*Objective*: Exclude the pictures and retype the entries as written.

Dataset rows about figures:
━━━━

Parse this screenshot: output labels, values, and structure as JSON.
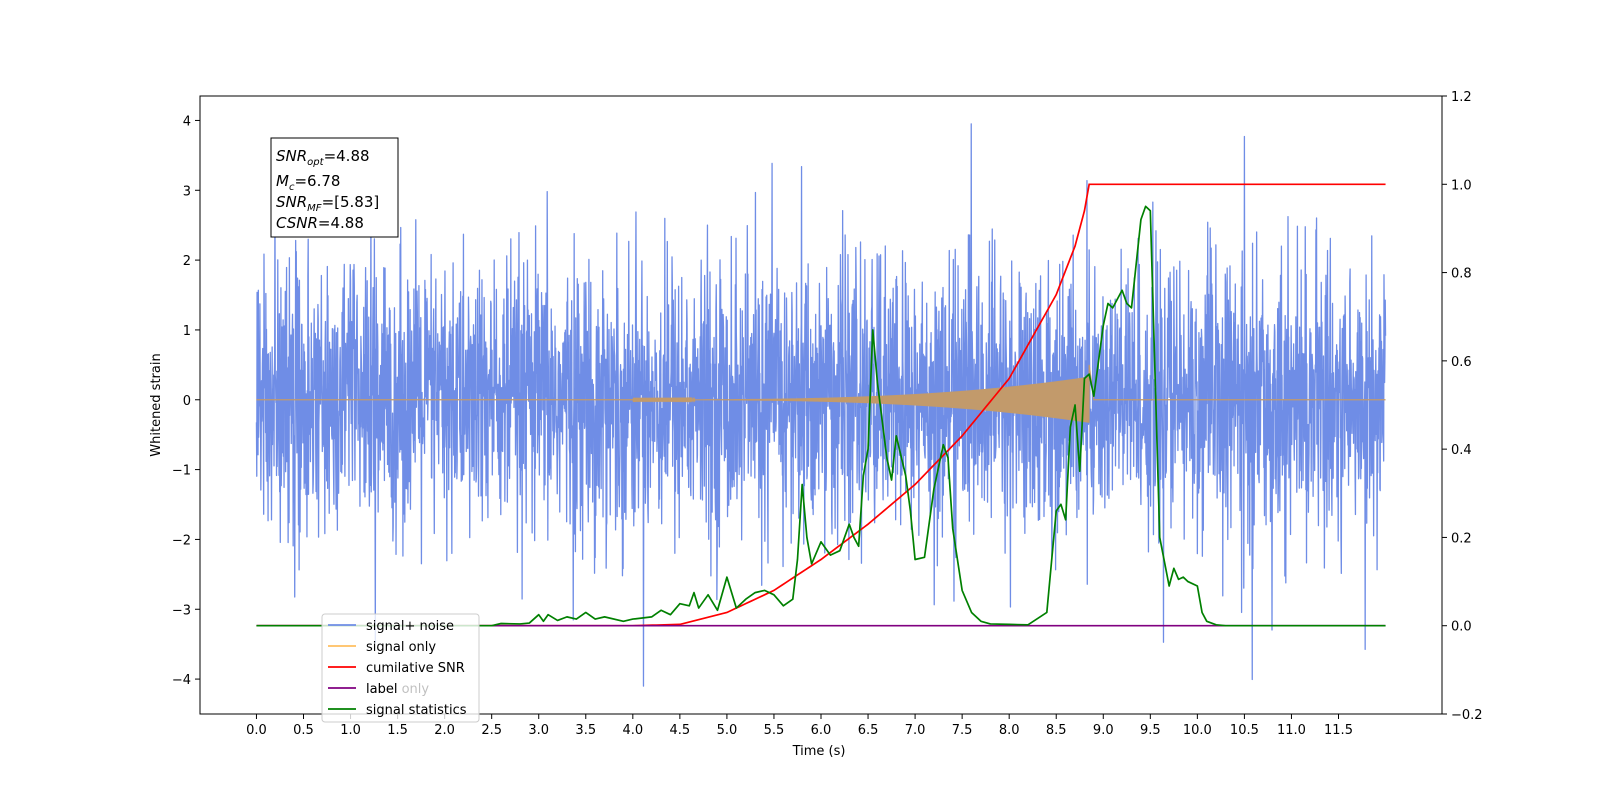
{
  "chart_data": {
    "type": "line",
    "xlabel": "Time (s)",
    "ylabel": "Whitened strain",
    "xlim": [
      -0.6,
      12.6
    ],
    "ylim": [
      -4.5,
      4.35
    ],
    "y2lim": [
      -0.2,
      1.2
    ],
    "xticks": [
      0.0,
      0.5,
      1.0,
      1.5,
      2.0,
      2.5,
      3.0,
      3.5,
      4.0,
      4.5,
      5.0,
      5.5,
      6.0,
      6.5,
      7.0,
      7.5,
      8.0,
      8.5,
      9.0,
      9.5,
      10.0,
      10.5,
      11.0,
      11.5
    ],
    "xtick_labels": [
      "0.0",
      "0.5",
      "1.0",
      "1.5",
      "2.0",
      "2.5",
      "3.0",
      "3.5",
      "4.0",
      "4.5",
      "5.0",
      "5.5",
      "6.0",
      "6.5",
      "7.0",
      "7.5",
      "8.0",
      "8.5",
      "9.0",
      "9.5",
      "10.0",
      "10.5",
      "11.0",
      "11.5"
    ],
    "yticks": [
      -4,
      -3,
      -2,
      -1,
      0,
      1,
      2,
      3,
      4
    ],
    "ytick_labels": [
      "−4",
      "−3",
      "−2",
      "−1",
      "0",
      "1",
      "2",
      "3",
      "4"
    ],
    "y2ticks": [
      -0.2,
      0.0,
      0.2,
      0.4,
      0.6,
      0.8,
      1.0,
      1.2
    ],
    "y2tick_labels": [
      "−0.2",
      "0.0",
      "0.2",
      "0.4",
      "0.6",
      "0.8",
      "1.0",
      "1.2"
    ],
    "grid": false,
    "legend_position": "lower-left",
    "annotation": {
      "lines": [
        {
          "main": "SNR",
          "sub": "opt",
          "rest": "=4.88"
        },
        {
          "main": "M",
          "sub": "c",
          "rest": "=6.78"
        },
        {
          "main": "SNR",
          "sub": "MF",
          "rest": "=[5.83]"
        },
        {
          "main": "CSNR",
          "sub": "",
          "rest": "=4.88"
        }
      ]
    },
    "series": [
      {
        "name": "signal+ noise",
        "axis": "left",
        "color": "#6f8de6",
        "description_samples": "dense noise, amplitude roughly within [-2.5, 2.5] with spikes to about -4.1 and 3.95",
        "x_range": [
          0.0,
          12.0
        ]
      },
      {
        "name": "signal only",
        "axis": "left",
        "color": "#c29a6b",
        "chirp": {
          "t_start": 4.0,
          "t_merge": 8.85,
          "peak_amplitude": 0.5
        }
      },
      {
        "name": "cumilative SNR",
        "axis": "right",
        "color": "#ff0000",
        "x": [
          0.0,
          4.0,
          4.5,
          5.0,
          5.5,
          6.0,
          6.5,
          7.0,
          7.5,
          8.0,
          8.5,
          8.7,
          8.8,
          8.85,
          12.0
        ],
        "y": [
          0.0,
          0.0,
          0.003,
          0.03,
          0.08,
          0.15,
          0.23,
          0.32,
          0.43,
          0.56,
          0.75,
          0.86,
          0.94,
          1.0,
          1.0
        ]
      },
      {
        "name": "label",
        "axis": "right",
        "color": "#800080",
        "x": [
          0.0,
          12.0
        ],
        "y": [
          0.0,
          0.0
        ]
      },
      {
        "name": "label only",
        "axis": "right",
        "color": "#800080",
        "x": [],
        "y": []
      },
      {
        "name": "signal statistics",
        "axis": "right",
        "color": "#008000",
        "x": [
          0.0,
          2.5,
          2.6,
          2.8,
          2.9,
          3.0,
          3.05,
          3.1,
          3.2,
          3.3,
          3.4,
          3.5,
          3.6,
          3.7,
          3.9,
          4.0,
          4.2,
          4.3,
          4.4,
          4.5,
          4.6,
          4.65,
          4.7,
          4.8,
          4.9,
          5.0,
          5.1,
          5.2,
          5.3,
          5.4,
          5.5,
          5.6,
          5.7,
          5.75,
          5.8,
          5.85,
          5.9,
          6.0,
          6.1,
          6.2,
          6.3,
          6.35,
          6.4,
          6.45,
          6.5,
          6.55,
          6.6,
          6.7,
          6.75,
          6.8,
          6.9,
          6.95,
          7.0,
          7.1,
          7.2,
          7.3,
          7.35,
          7.4,
          7.5,
          7.6,
          7.7,
          7.8,
          8.0,
          8.2,
          8.4,
          8.5,
          8.55,
          8.6,
          8.65,
          8.7,
          8.75,
          8.8,
          8.85,
          8.9,
          9.0,
          9.05,
          9.1,
          9.2,
          9.25,
          9.3,
          9.4,
          9.45,
          9.5,
          9.6,
          9.7,
          9.75,
          9.8,
          9.85,
          9.9,
          10.0,
          10.05,
          10.1,
          10.2,
          10.3,
          10.5,
          12.0
        ],
        "y": [
          0.0,
          0.0,
          0.005,
          0.004,
          0.006,
          0.025,
          0.01,
          0.025,
          0.012,
          0.02,
          0.015,
          0.03,
          0.015,
          0.02,
          0.01,
          0.015,
          0.02,
          0.035,
          0.025,
          0.05,
          0.045,
          0.075,
          0.04,
          0.07,
          0.035,
          0.11,
          0.04,
          0.06,
          0.075,
          0.08,
          0.07,
          0.045,
          0.06,
          0.15,
          0.32,
          0.2,
          0.14,
          0.19,
          0.16,
          0.17,
          0.23,
          0.2,
          0.18,
          0.34,
          0.4,
          0.67,
          0.55,
          0.38,
          0.33,
          0.43,
          0.34,
          0.26,
          0.15,
          0.155,
          0.31,
          0.41,
          0.38,
          0.22,
          0.08,
          0.03,
          0.01,
          0.004,
          0.003,
          0.002,
          0.03,
          0.26,
          0.275,
          0.24,
          0.45,
          0.5,
          0.35,
          0.56,
          0.57,
          0.52,
          0.68,
          0.73,
          0.72,
          0.76,
          0.73,
          0.72,
          0.92,
          0.95,
          0.94,
          0.2,
          0.09,
          0.13,
          0.105,
          0.11,
          0.1,
          0.09,
          0.03,
          0.01,
          0.002,
          0.0,
          0.0,
          0.0
        ]
      }
    ]
  }
}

━━━━

*In response*:
Parse this screenshot: output labels, values, and structure as JSON.
{
  "chart_data": {
    "type": "line",
    "xlabel": "Time (s)",
    "ylabel": "Whitened strain",
    "xlim": [
      -0.6,
      12.6
    ],
    "ylim": [
      -4.5,
      4.35
    ],
    "y2lim": [
      -0.2,
      1.2
    ],
    "xticks": [
      0.0,
      0.5,
      1.0,
      1.5,
      2.0,
      2.5,
      3.0,
      3.5,
      4.0,
      4.5,
      5.0,
      5.5,
      6.0,
      6.5,
      7.0,
      7.5,
      8.0,
      8.5,
      9.0,
      9.5,
      10.0,
      10.5,
      11.0,
      11.5
    ],
    "xtick_labels": [
      "0.0",
      "0.5",
      "1.0",
      "1.5",
      "2.0",
      "2.5",
      "3.0",
      "3.5",
      "4.0",
      "4.5",
      "5.0",
      "5.5",
      "6.0",
      "6.5",
      "7.0",
      "7.5",
      "8.0",
      "8.5",
      "9.0",
      "9.5",
      "10.0",
      "10.5",
      "11.0",
      "11.5"
    ],
    "yticks": [
      -4,
      -3,
      -2,
      -1,
      0,
      1,
      2,
      3,
      4
    ],
    "ytick_labels": [
      "−4",
      "−3",
      "−2",
      "−1",
      "0",
      "1",
      "2",
      "3",
      "4"
    ],
    "y2ticks": [
      -0.2,
      0.0,
      0.2,
      0.4,
      0.6,
      0.8,
      1.0,
      1.2
    ],
    "y2tick_labels": [
      "−0.2",
      "0.0",
      "0.2",
      "0.4",
      "0.6",
      "0.8",
      "1.0",
      "1.2"
    ],
    "grid": false,
    "legend_position": "lower-left",
    "annotation": {
      "lines": [
        {
          "main": "SNR",
          "sub": "opt",
          "rest": "=4.88"
        },
        {
          "main": "M",
          "sub": "c",
          "rest": "=6.78"
        },
        {
          "main": "SNR",
          "sub": "MF",
          "rest": "=[5.83]"
        },
        {
          "main": "CSNR",
          "sub": "",
          "rest": "=4.88"
        }
      ]
    },
    "series": [
      {
        "name": "signal+ noise",
        "axis": "left",
        "color": "#6f8de6",
        "description_samples": "dense noise, amplitude roughly within [-2.5, 2.5] with spikes to about -4.1 and 3.95",
        "x_range": [
          0.0,
          12.0
        ]
      },
      {
        "name": "signal only",
        "axis": "left",
        "color": "#c29a6b",
        "chirp": {
          "t_start": 4.0,
          "t_merge": 8.85,
          "peak_amplitude": 0.5
        }
      },
      {
        "name": "cumilative SNR",
        "axis": "right",
        "color": "#ff0000",
        "x": [
          0.0,
          4.0,
          4.5,
          5.0,
          5.5,
          6.0,
          6.5,
          7.0,
          7.5,
          8.0,
          8.5,
          8.7,
          8.8,
          8.85,
          12.0
        ],
        "y": [
          0.0,
          0.0,
          0.003,
          0.03,
          0.08,
          0.15,
          0.23,
          0.32,
          0.43,
          0.56,
          0.75,
          0.86,
          0.94,
          1.0,
          1.0
        ]
      },
      {
        "name": "label",
        "axis": "right",
        "color": "#800080",
        "x": [
          0.0,
          12.0
        ],
        "y": [
          0.0,
          0.0
        ]
      },
      {
        "name": "label only",
        "axis": "right",
        "color": "#800080",
        "x": [],
        "y": []
      },
      {
        "name": "signal statistics",
        "axis": "right",
        "color": "#008000",
        "x": [
          0.0,
          2.5,
          2.6,
          2.8,
          2.9,
          3.0,
          3.05,
          3.1,
          3.2,
          3.3,
          3.4,
          3.5,
          3.6,
          3.7,
          3.9,
          4.0,
          4.2,
          4.3,
          4.4,
          4.5,
          4.6,
          4.65,
          4.7,
          4.8,
          4.9,
          5.0,
          5.1,
          5.2,
          5.3,
          5.4,
          5.5,
          5.6,
          5.7,
          5.75,
          5.8,
          5.85,
          5.9,
          6.0,
          6.1,
          6.2,
          6.3,
          6.35,
          6.4,
          6.45,
          6.5,
          6.55,
          6.6,
          6.7,
          6.75,
          6.8,
          6.9,
          6.95,
          7.0,
          7.1,
          7.2,
          7.3,
          7.35,
          7.4,
          7.5,
          7.6,
          7.7,
          7.8,
          8.0,
          8.2,
          8.4,
          8.5,
          8.55,
          8.6,
          8.65,
          8.7,
          8.75,
          8.8,
          8.85,
          8.9,
          9.0,
          9.05,
          9.1,
          9.2,
          9.25,
          9.3,
          9.4,
          9.45,
          9.5,
          9.6,
          9.7,
          9.75,
          9.8,
          9.85,
          9.9,
          10.0,
          10.05,
          10.1,
          10.2,
          10.3,
          10.5,
          12.0
        ],
        "y": [
          0.0,
          0.0,
          0.005,
          0.004,
          0.006,
          0.025,
          0.01,
          0.025,
          0.012,
          0.02,
          0.015,
          0.03,
          0.015,
          0.02,
          0.01,
          0.015,
          0.02,
          0.035,
          0.025,
          0.05,
          0.045,
          0.075,
          0.04,
          0.07,
          0.035,
          0.11,
          0.04,
          0.06,
          0.075,
          0.08,
          0.07,
          0.045,
          0.06,
          0.15,
          0.32,
          0.2,
          0.14,
          0.19,
          0.16,
          0.17,
          0.23,
          0.2,
          0.18,
          0.34,
          0.4,
          0.67,
          0.55,
          0.38,
          0.33,
          0.43,
          0.34,
          0.26,
          0.15,
          0.155,
          0.31,
          0.41,
          0.38,
          0.22,
          0.08,
          0.03,
          0.01,
          0.004,
          0.003,
          0.002,
          0.03,
          0.26,
          0.275,
          0.24,
          0.45,
          0.5,
          0.35,
          0.56,
          0.57,
          0.52,
          0.68,
          0.73,
          0.72,
          0.76,
          0.73,
          0.72,
          0.92,
          0.95,
          0.94,
          0.2,
          0.09,
          0.13,
          0.105,
          0.11,
          0.1,
          0.09,
          0.03,
          0.01,
          0.002,
          0.0,
          0.0,
          0.0
        ]
      }
    ]
  }
}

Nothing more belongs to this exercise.